### PROBLEM STATEMENT
Below are the records; reproduce all of them exactly but without any images.

### RECORD EXTRACTS
----

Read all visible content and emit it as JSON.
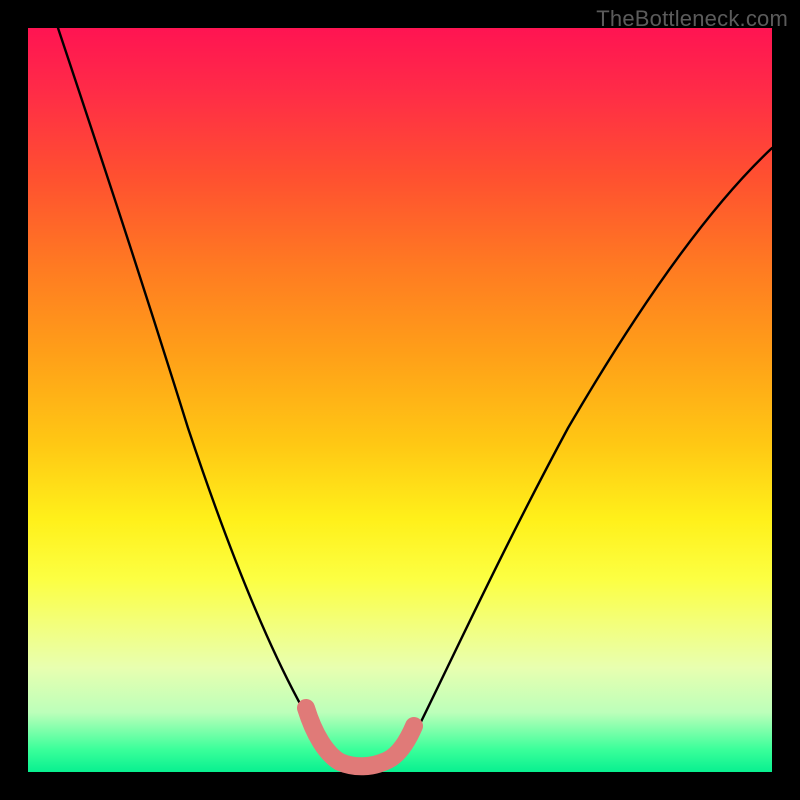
{
  "watermark": {
    "text": "TheBottleneck.com"
  },
  "chart_data": {
    "type": "line",
    "title": "",
    "xlabel": "",
    "ylabel": "",
    "xlim": [
      0,
      100
    ],
    "ylim": [
      0,
      100
    ],
    "grid": false,
    "series": [
      {
        "name": "bottleneck-curve",
        "color": "#000000",
        "x": [
          4,
          8,
          12,
          16,
          20,
          24,
          28,
          32,
          34,
          36,
          38,
          40,
          42,
          44,
          46,
          48,
          52,
          56,
          60,
          64,
          70,
          76,
          82,
          88,
          94,
          100
        ],
        "y": [
          100,
          88,
          76,
          65,
          55,
          45,
          36,
          27,
          22,
          17,
          12,
          7,
          3,
          1,
          0,
          0,
          3,
          9,
          16,
          23,
          33,
          42,
          50,
          57,
          63,
          68
        ]
      },
      {
        "name": "optimal-range-marker",
        "color": "#e07a78",
        "x": [
          38,
          40,
          42,
          44,
          46,
          48,
          50
        ],
        "y": [
          8,
          3,
          1,
          0,
          0,
          1,
          5
        ]
      }
    ],
    "gradient_stops": [
      {
        "pos": 0.0,
        "color": "#ff1452"
      },
      {
        "pos": 0.5,
        "color": "#ffd014"
      },
      {
        "pos": 0.8,
        "color": "#f8ff60"
      },
      {
        "pos": 1.0,
        "color": "#08f090"
      }
    ]
  }
}
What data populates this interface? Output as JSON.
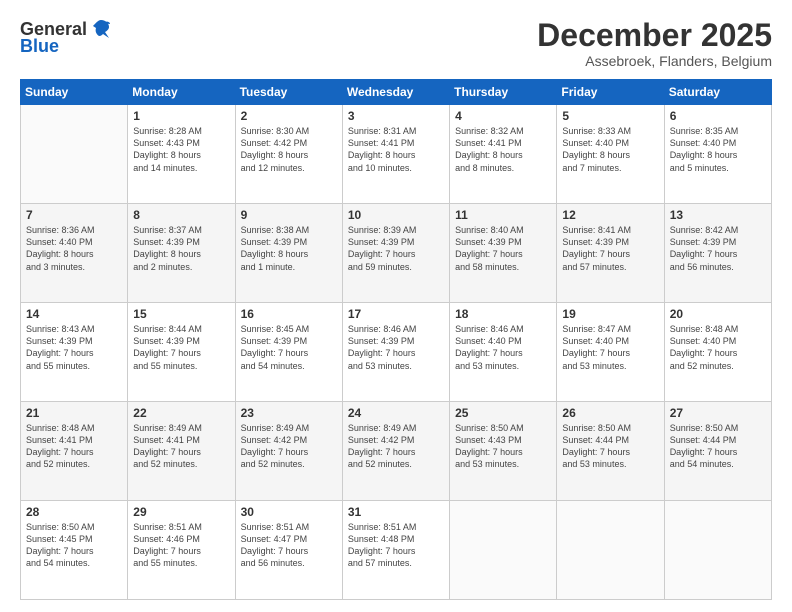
{
  "header": {
    "logo": {
      "line1": "General",
      "line2": "Blue"
    },
    "title": "December 2025",
    "location": "Assebroek, Flanders, Belgium"
  },
  "days_of_week": [
    "Sunday",
    "Monday",
    "Tuesday",
    "Wednesday",
    "Thursday",
    "Friday",
    "Saturday"
  ],
  "weeks": [
    [
      {
        "day": "",
        "info": ""
      },
      {
        "day": "1",
        "info": "Sunrise: 8:28 AM\nSunset: 4:43 PM\nDaylight: 8 hours\nand 14 minutes."
      },
      {
        "day": "2",
        "info": "Sunrise: 8:30 AM\nSunset: 4:42 PM\nDaylight: 8 hours\nand 12 minutes."
      },
      {
        "day": "3",
        "info": "Sunrise: 8:31 AM\nSunset: 4:41 PM\nDaylight: 8 hours\nand 10 minutes."
      },
      {
        "day": "4",
        "info": "Sunrise: 8:32 AM\nSunset: 4:41 PM\nDaylight: 8 hours\nand 8 minutes."
      },
      {
        "day": "5",
        "info": "Sunrise: 8:33 AM\nSunset: 4:40 PM\nDaylight: 8 hours\nand 7 minutes."
      },
      {
        "day": "6",
        "info": "Sunrise: 8:35 AM\nSunset: 4:40 PM\nDaylight: 8 hours\nand 5 minutes."
      }
    ],
    [
      {
        "day": "7",
        "info": "Sunrise: 8:36 AM\nSunset: 4:40 PM\nDaylight: 8 hours\nand 3 minutes."
      },
      {
        "day": "8",
        "info": "Sunrise: 8:37 AM\nSunset: 4:39 PM\nDaylight: 8 hours\nand 2 minutes."
      },
      {
        "day": "9",
        "info": "Sunrise: 8:38 AM\nSunset: 4:39 PM\nDaylight: 8 hours\nand 1 minute."
      },
      {
        "day": "10",
        "info": "Sunrise: 8:39 AM\nSunset: 4:39 PM\nDaylight: 7 hours\nand 59 minutes."
      },
      {
        "day": "11",
        "info": "Sunrise: 8:40 AM\nSunset: 4:39 PM\nDaylight: 7 hours\nand 58 minutes."
      },
      {
        "day": "12",
        "info": "Sunrise: 8:41 AM\nSunset: 4:39 PM\nDaylight: 7 hours\nand 57 minutes."
      },
      {
        "day": "13",
        "info": "Sunrise: 8:42 AM\nSunset: 4:39 PM\nDaylight: 7 hours\nand 56 minutes."
      }
    ],
    [
      {
        "day": "14",
        "info": "Sunrise: 8:43 AM\nSunset: 4:39 PM\nDaylight: 7 hours\nand 55 minutes."
      },
      {
        "day": "15",
        "info": "Sunrise: 8:44 AM\nSunset: 4:39 PM\nDaylight: 7 hours\nand 55 minutes."
      },
      {
        "day": "16",
        "info": "Sunrise: 8:45 AM\nSunset: 4:39 PM\nDaylight: 7 hours\nand 54 minutes."
      },
      {
        "day": "17",
        "info": "Sunrise: 8:46 AM\nSunset: 4:39 PM\nDaylight: 7 hours\nand 53 minutes."
      },
      {
        "day": "18",
        "info": "Sunrise: 8:46 AM\nSunset: 4:40 PM\nDaylight: 7 hours\nand 53 minutes."
      },
      {
        "day": "19",
        "info": "Sunrise: 8:47 AM\nSunset: 4:40 PM\nDaylight: 7 hours\nand 53 minutes."
      },
      {
        "day": "20",
        "info": "Sunrise: 8:48 AM\nSunset: 4:40 PM\nDaylight: 7 hours\nand 52 minutes."
      }
    ],
    [
      {
        "day": "21",
        "info": "Sunrise: 8:48 AM\nSunset: 4:41 PM\nDaylight: 7 hours\nand 52 minutes."
      },
      {
        "day": "22",
        "info": "Sunrise: 8:49 AM\nSunset: 4:41 PM\nDaylight: 7 hours\nand 52 minutes."
      },
      {
        "day": "23",
        "info": "Sunrise: 8:49 AM\nSunset: 4:42 PM\nDaylight: 7 hours\nand 52 minutes."
      },
      {
        "day": "24",
        "info": "Sunrise: 8:49 AM\nSunset: 4:42 PM\nDaylight: 7 hours\nand 52 minutes."
      },
      {
        "day": "25",
        "info": "Sunrise: 8:50 AM\nSunset: 4:43 PM\nDaylight: 7 hours\nand 53 minutes."
      },
      {
        "day": "26",
        "info": "Sunrise: 8:50 AM\nSunset: 4:44 PM\nDaylight: 7 hours\nand 53 minutes."
      },
      {
        "day": "27",
        "info": "Sunrise: 8:50 AM\nSunset: 4:44 PM\nDaylight: 7 hours\nand 54 minutes."
      }
    ],
    [
      {
        "day": "28",
        "info": "Sunrise: 8:50 AM\nSunset: 4:45 PM\nDaylight: 7 hours\nand 54 minutes."
      },
      {
        "day": "29",
        "info": "Sunrise: 8:51 AM\nSunset: 4:46 PM\nDaylight: 7 hours\nand 55 minutes."
      },
      {
        "day": "30",
        "info": "Sunrise: 8:51 AM\nSunset: 4:47 PM\nDaylight: 7 hours\nand 56 minutes."
      },
      {
        "day": "31",
        "info": "Sunrise: 8:51 AM\nSunset: 4:48 PM\nDaylight: 7 hours\nand 57 minutes."
      },
      {
        "day": "",
        "info": ""
      },
      {
        "day": "",
        "info": ""
      },
      {
        "day": "",
        "info": ""
      }
    ]
  ]
}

----

### FULL OUTPUT
Read all visible content and emit it as JSON.
{
  "watermark": {
    "text": "TheBottleneck.com"
  },
  "chart_data": {
    "type": "line",
    "title": "",
    "xlabel": "",
    "ylabel": "",
    "xlim": [
      0,
      100
    ],
    "ylim": [
      0,
      100
    ],
    "grid": false,
    "series": [
      {
        "name": "bottleneck-curve",
        "color": "#000000",
        "x": [
          4,
          8,
          12,
          16,
          20,
          24,
          28,
          32,
          34,
          36,
          38,
          40,
          42,
          44,
          46,
          48,
          52,
          56,
          60,
          64,
          70,
          76,
          82,
          88,
          94,
          100
        ],
        "y": [
          100,
          88,
          76,
          65,
          55,
          45,
          36,
          27,
          22,
          17,
          12,
          7,
          3,
          1,
          0,
          0,
          3,
          9,
          16,
          23,
          33,
          42,
          50,
          57,
          63,
          68
        ]
      },
      {
        "name": "optimal-range-marker",
        "color": "#e07a78",
        "x": [
          38,
          40,
          42,
          44,
          46,
          48,
          50
        ],
        "y": [
          8,
          3,
          1,
          0,
          0,
          1,
          5
        ]
      }
    ],
    "gradient_stops": [
      {
        "pos": 0.0,
        "color": "#ff1452"
      },
      {
        "pos": 0.5,
        "color": "#ffd014"
      },
      {
        "pos": 0.8,
        "color": "#f8ff60"
      },
      {
        "pos": 1.0,
        "color": "#08f090"
      }
    ]
  }
}
What data populates this interface? Output as JSON.
{
  "header": {
    "logo": {
      "line1": "General",
      "line2": "Blue"
    },
    "title": "December 2025",
    "location": "Assebroek, Flanders, Belgium"
  },
  "days_of_week": [
    "Sunday",
    "Monday",
    "Tuesday",
    "Wednesday",
    "Thursday",
    "Friday",
    "Saturday"
  ],
  "weeks": [
    [
      {
        "day": "",
        "info": ""
      },
      {
        "day": "1",
        "info": "Sunrise: 8:28 AM\nSunset: 4:43 PM\nDaylight: 8 hours\nand 14 minutes."
      },
      {
        "day": "2",
        "info": "Sunrise: 8:30 AM\nSunset: 4:42 PM\nDaylight: 8 hours\nand 12 minutes."
      },
      {
        "day": "3",
        "info": "Sunrise: 8:31 AM\nSunset: 4:41 PM\nDaylight: 8 hours\nand 10 minutes."
      },
      {
        "day": "4",
        "info": "Sunrise: 8:32 AM\nSunset: 4:41 PM\nDaylight: 8 hours\nand 8 minutes."
      },
      {
        "day": "5",
        "info": "Sunrise: 8:33 AM\nSunset: 4:40 PM\nDaylight: 8 hours\nand 7 minutes."
      },
      {
        "day": "6",
        "info": "Sunrise: 8:35 AM\nSunset: 4:40 PM\nDaylight: 8 hours\nand 5 minutes."
      }
    ],
    [
      {
        "day": "7",
        "info": "Sunrise: 8:36 AM\nSunset: 4:40 PM\nDaylight: 8 hours\nand 3 minutes."
      },
      {
        "day": "8",
        "info": "Sunrise: 8:37 AM\nSunset: 4:39 PM\nDaylight: 8 hours\nand 2 minutes."
      },
      {
        "day": "9",
        "info": "Sunrise: 8:38 AM\nSunset: 4:39 PM\nDaylight: 8 hours\nand 1 minute."
      },
      {
        "day": "10",
        "info": "Sunrise: 8:39 AM\nSunset: 4:39 PM\nDaylight: 7 hours\nand 59 minutes."
      },
      {
        "day": "11",
        "info": "Sunrise: 8:40 AM\nSunset: 4:39 PM\nDaylight: 7 hours\nand 58 minutes."
      },
      {
        "day": "12",
        "info": "Sunrise: 8:41 AM\nSunset: 4:39 PM\nDaylight: 7 hours\nand 57 minutes."
      },
      {
        "day": "13",
        "info": "Sunrise: 8:42 AM\nSunset: 4:39 PM\nDaylight: 7 hours\nand 56 minutes."
      }
    ],
    [
      {
        "day": "14",
        "info": "Sunrise: 8:43 AM\nSunset: 4:39 PM\nDaylight: 7 hours\nand 55 minutes."
      },
      {
        "day": "15",
        "info": "Sunrise: 8:44 AM\nSunset: 4:39 PM\nDaylight: 7 hours\nand 55 minutes."
      },
      {
        "day": "16",
        "info": "Sunrise: 8:45 AM\nSunset: 4:39 PM\nDaylight: 7 hours\nand 54 minutes."
      },
      {
        "day": "17",
        "info": "Sunrise: 8:46 AM\nSunset: 4:39 PM\nDaylight: 7 hours\nand 53 minutes."
      },
      {
        "day": "18",
        "info": "Sunrise: 8:46 AM\nSunset: 4:40 PM\nDaylight: 7 hours\nand 53 minutes."
      },
      {
        "day": "19",
        "info": "Sunrise: 8:47 AM\nSunset: 4:40 PM\nDaylight: 7 hours\nand 53 minutes."
      },
      {
        "day": "20",
        "info": "Sunrise: 8:48 AM\nSunset: 4:40 PM\nDaylight: 7 hours\nand 52 minutes."
      }
    ],
    [
      {
        "day": "21",
        "info": "Sunrise: 8:48 AM\nSunset: 4:41 PM\nDaylight: 7 hours\nand 52 minutes."
      },
      {
        "day": "22",
        "info": "Sunrise: 8:49 AM\nSunset: 4:41 PM\nDaylight: 7 hours\nand 52 minutes."
      },
      {
        "day": "23",
        "info": "Sunrise: 8:49 AM\nSunset: 4:42 PM\nDaylight: 7 hours\nand 52 minutes."
      },
      {
        "day": "24",
        "info": "Sunrise: 8:49 AM\nSunset: 4:42 PM\nDaylight: 7 hours\nand 52 minutes."
      },
      {
        "day": "25",
        "info": "Sunrise: 8:50 AM\nSunset: 4:43 PM\nDaylight: 7 hours\nand 53 minutes."
      },
      {
        "day": "26",
        "info": "Sunrise: 8:50 AM\nSunset: 4:44 PM\nDaylight: 7 hours\nand 53 minutes."
      },
      {
        "day": "27",
        "info": "Sunrise: 8:50 AM\nSunset: 4:44 PM\nDaylight: 7 hours\nand 54 minutes."
      }
    ],
    [
      {
        "day": "28",
        "info": "Sunrise: 8:50 AM\nSunset: 4:45 PM\nDaylight: 7 hours\nand 54 minutes."
      },
      {
        "day": "29",
        "info": "Sunrise: 8:51 AM\nSunset: 4:46 PM\nDaylight: 7 hours\nand 55 minutes."
      },
      {
        "day": "30",
        "info": "Sunrise: 8:51 AM\nSunset: 4:47 PM\nDaylight: 7 hours\nand 56 minutes."
      },
      {
        "day": "31",
        "info": "Sunrise: 8:51 AM\nSunset: 4:48 PM\nDaylight: 7 hours\nand 57 minutes."
      },
      {
        "day": "",
        "info": ""
      },
      {
        "day": "",
        "info": ""
      },
      {
        "day": "",
        "info": ""
      }
    ]
  ]
}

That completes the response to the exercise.